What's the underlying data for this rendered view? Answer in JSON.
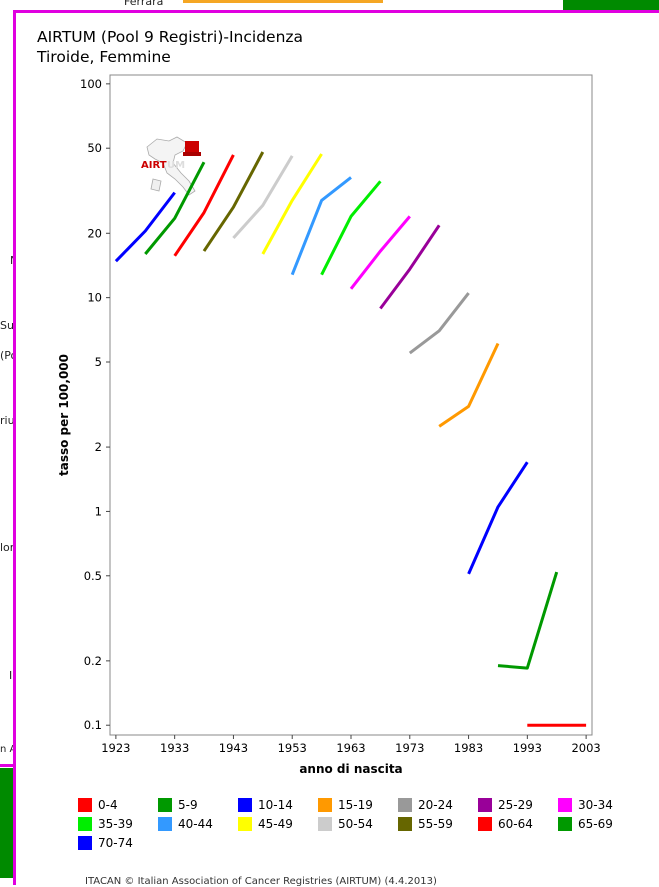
{
  "background": {
    "fragments": [
      {
        "text": "Ferrara",
        "name": "bg-ferrara"
      },
      {
        "text": "N",
        "name": "bg-frag-n"
      },
      {
        "text": "Su",
        "name": "bg-frag-su"
      },
      {
        "text": "(Po",
        "name": "bg-frag-po"
      },
      {
        "text": "riuli",
        "name": "bg-frag-riuli"
      },
      {
        "text": "lor",
        "name": "bg-frag-lor"
      },
      {
        "text": "I",
        "name": "bg-frag-i"
      },
      {
        "text": "n A",
        "name": "bg-frag-na"
      }
    ],
    "colors": {
      "frame": "#e000e0",
      "green": "#008a00",
      "orange": "#f5a623"
    }
  },
  "logo": {
    "text": "AIRTUM"
  },
  "chart_data": {
    "type": "line",
    "title": "AIRTUM (Pool 9 Registri)-Incidenza",
    "subtitle": "Tiroide, Femmine",
    "xlabel": "anno di nascita",
    "ylabel": "tasso per 100,000",
    "xlim": [
      1922,
      2004
    ],
    "ylim": [
      0.09,
      110
    ],
    "yscale": "log",
    "xticks": [
      "1923",
      "1933",
      "1943",
      "1953",
      "1963",
      "1973",
      "1983",
      "1993",
      "2003"
    ],
    "yticks": [
      "100",
      "50",
      "20",
      "10",
      "5",
      "2",
      "1",
      "0.5",
      "0.2",
      "0.1"
    ],
    "grid": false,
    "legend_position": "bottom",
    "series": [
      {
        "name": "0-4",
        "color": "#ff0000",
        "points": [
          [
            1993,
            0.1
          ],
          [
            2003,
            0.1
          ]
        ]
      },
      {
        "name": "5-9",
        "color": "#009900",
        "points": []
      },
      {
        "name": "10-14",
        "color": "#0000ff",
        "points": []
      },
      {
        "name": "15-19",
        "color": "#ff9900",
        "points": [
          [
            1978,
            2.5
          ],
          [
            1983,
            3.1
          ],
          [
            1988,
            6.1
          ]
        ]
      },
      {
        "name": "20-24",
        "color": "#999999",
        "points": [
          [
            1973,
            5.5
          ],
          [
            1978,
            7.0
          ],
          [
            1983,
            10.5
          ]
        ]
      },
      {
        "name": "25-29",
        "color": "#990099",
        "points": [
          [
            1968,
            8.9
          ],
          [
            1973,
            13.6
          ],
          [
            1978,
            21.8
          ]
        ]
      },
      {
        "name": "30-34",
        "color": "#ff00ff",
        "points": [
          [
            1963,
            11.0
          ],
          [
            1968,
            16.5
          ],
          [
            1973,
            24.0
          ]
        ]
      },
      {
        "name": "35-39",
        "color": "#00ee00",
        "points": [
          [
            1958,
            12.8
          ],
          [
            1963,
            24.0
          ],
          [
            1968,
            35.0
          ]
        ]
      },
      {
        "name": "40-44",
        "color": "#3399ff",
        "points": [
          [
            1953,
            12.8
          ],
          [
            1958,
            28.5
          ],
          [
            1963,
            36.5
          ]
        ]
      },
      {
        "name": "45-49",
        "color": "#ffff00",
        "points": [
          [
            1948,
            16.0
          ],
          [
            1953,
            28.5
          ],
          [
            1958,
            47.0
          ]
        ]
      },
      {
        "name": "50-54",
        "color": "#cccccc",
        "points": [
          [
            1943,
            19.0
          ],
          [
            1948,
            27.0
          ],
          [
            1953,
            46.0
          ]
        ]
      },
      {
        "name": "55-59",
        "color": "#666600",
        "points": [
          [
            1938,
            16.5
          ],
          [
            1943,
            26.5
          ],
          [
            1948,
            48.0
          ]
        ]
      },
      {
        "name": "60-64",
        "color": "#ff0000",
        "points": [
          [
            1933,
            15.7
          ],
          [
            1938,
            25.0
          ],
          [
            1943,
            46.5
          ]
        ]
      },
      {
        "name": "65-69",
        "color": "#009900",
        "points": [
          [
            1928,
            16.0
          ],
          [
            1933,
            23.5
          ],
          [
            1938,
            43.0
          ]
        ]
      },
      {
        "name": "70-74",
        "color": "#0000ff",
        "points": [
          [
            1923,
            14.8
          ],
          [
            1928,
            20.5
          ],
          [
            1933,
            31.0
          ]
        ]
      },
      {
        "name": "10-14-lower",
        "color": "#0000ff",
        "legend": false,
        "points": [
          [
            1983,
            0.51
          ],
          [
            1988,
            1.05
          ],
          [
            1993,
            1.7
          ]
        ]
      },
      {
        "name": "5-9-lower",
        "color": "#009900",
        "legend": false,
        "points": [
          [
            1988,
            0.19
          ],
          [
            1993,
            0.185
          ],
          [
            1998,
            0.52
          ]
        ]
      }
    ],
    "legend": [
      {
        "label": "0-4",
        "color": "#ff0000"
      },
      {
        "label": "5-9",
        "color": "#009900"
      },
      {
        "label": "10-14",
        "color": "#0000ff"
      },
      {
        "label": "15-19",
        "color": "#ff9900"
      },
      {
        "label": "20-24",
        "color": "#999999"
      },
      {
        "label": "25-29",
        "color": "#990099"
      },
      {
        "label": "30-34",
        "color": "#ff00ff"
      },
      {
        "label": "35-39",
        "color": "#00ee00"
      },
      {
        "label": "40-44",
        "color": "#3399ff"
      },
      {
        "label": "45-49",
        "color": "#ffff00"
      },
      {
        "label": "50-54",
        "color": "#cccccc"
      },
      {
        "label": "55-59",
        "color": "#666600"
      },
      {
        "label": "60-64",
        "color": "#ff0000"
      },
      {
        "label": "65-69",
        "color": "#009900"
      },
      {
        "label": "70-74",
        "color": "#0000ff"
      }
    ]
  },
  "footer": {
    "text": "ITACAN © Italian Association of Cancer Registries (AIRTUM) (4.4.2013)"
  }
}
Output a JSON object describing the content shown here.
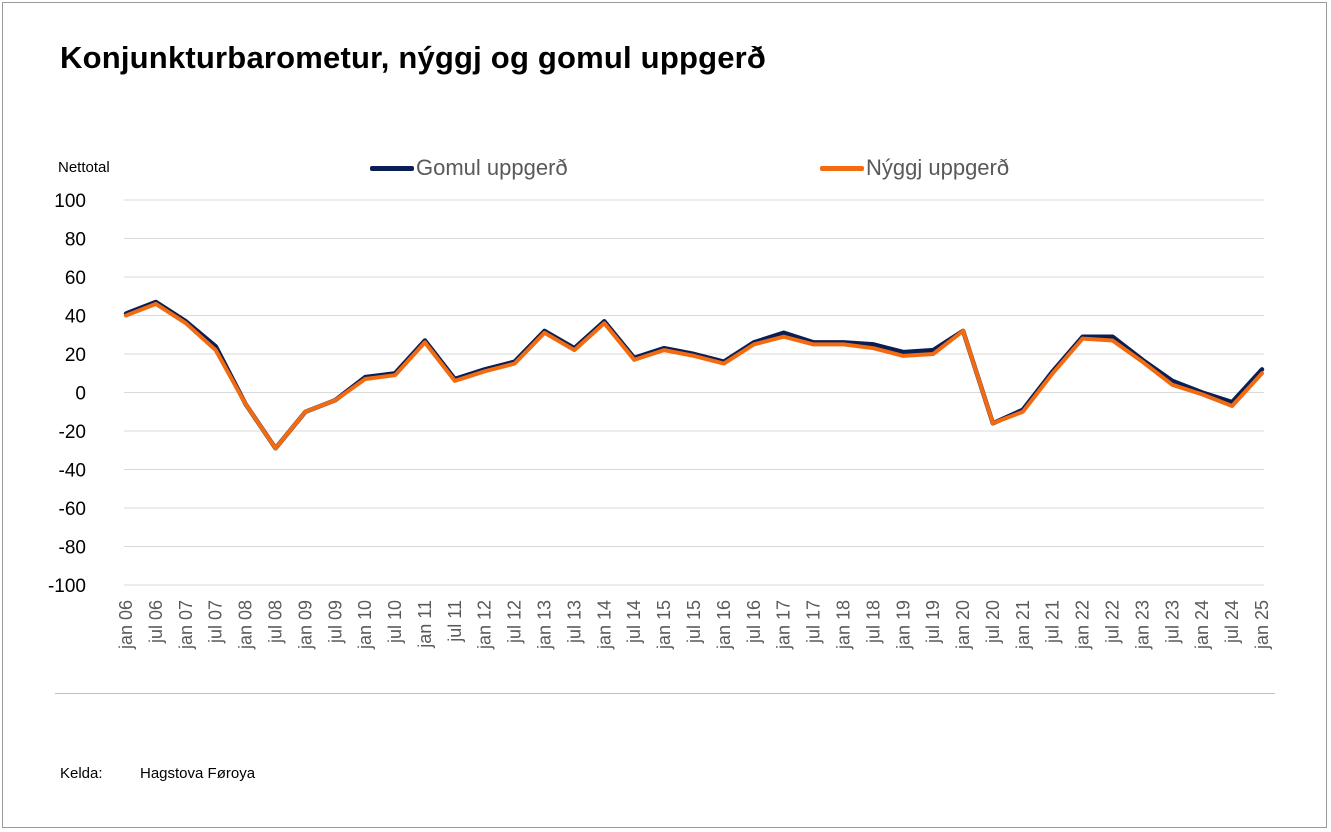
{
  "title": "Konjunkturbarometur, nýggj og gomul uppgerð",
  "colors": {
    "gomul": "#0b1e54",
    "nyggj": "#f26b10",
    "grid": "#d9d9d9"
  },
  "source": {
    "label": "Kelda:",
    "value": "Hagstova Føroya"
  },
  "chart_data": {
    "type": "line",
    "title": "Konjunkturbarometur, nýggj og gomul uppgerð",
    "ylabel": "Nettotal",
    "xlabel": "",
    "ylim": [
      -100,
      100
    ],
    "yticks": [
      "100",
      "80",
      "60",
      "40",
      "20",
      "0",
      "-20",
      "-40",
      "-60",
      "-80",
      "-100"
    ],
    "ytick_values": [
      100,
      80,
      60,
      40,
      20,
      0,
      -20,
      -40,
      -60,
      -80,
      -100
    ],
    "grid": true,
    "legend": "top",
    "categories": [
      "jan 06",
      "jul 06",
      "jan 07",
      "jul 07",
      "jan 08",
      "jul 08",
      "jan 09",
      "jul 09",
      "jan 10",
      "jul 10",
      "jan 11",
      "jul 11",
      "jan 12",
      "jul 12",
      "jan 13",
      "jul 13",
      "jan 14",
      "jul 14",
      "jan 15",
      "jul 15",
      "jan 16",
      "jul 16",
      "jan 17",
      "jul 17",
      "jan 18",
      "jul 18",
      "jan 19",
      "jul 19",
      "jan 20",
      "jul 20",
      "jan 21",
      "jul 21",
      "jan 22",
      "jul 22",
      "jan 23",
      "jul 23",
      "jan 24",
      "jul 24",
      "jan 25"
    ],
    "series": [
      {
        "name": "Gomul uppgerð",
        "values": [
          41,
          47,
          37,
          24,
          -6,
          -29,
          -10,
          -4,
          8,
          10,
          27,
          7,
          12,
          16,
          32,
          23,
          37,
          18,
          23,
          20,
          16,
          26,
          31,
          26,
          26,
          25,
          21,
          22,
          32,
          -16,
          -9,
          11,
          29,
          29,
          17,
          6,
          0,
          -5,
          12
        ]
      },
      {
        "name": "Nýggj uppgerð",
        "values": [
          40,
          46,
          36,
          22,
          -6,
          -29,
          -10,
          -4,
          7,
          9,
          26,
          6,
          11,
          15,
          31,
          22,
          36,
          17,
          22,
          19,
          15,
          25,
          29,
          25,
          25,
          23,
          19,
          20,
          32,
          -16,
          -10,
          10,
          28,
          27,
          16,
          4,
          -1,
          -7,
          10
        ]
      }
    ]
  }
}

Directions for this task —
Copy out each line of the records where the string "JSON" appears.

Output for this task —
What's the underlying data for this rendered view? Answer in JSON.
Output a JSON object describing the content shown here.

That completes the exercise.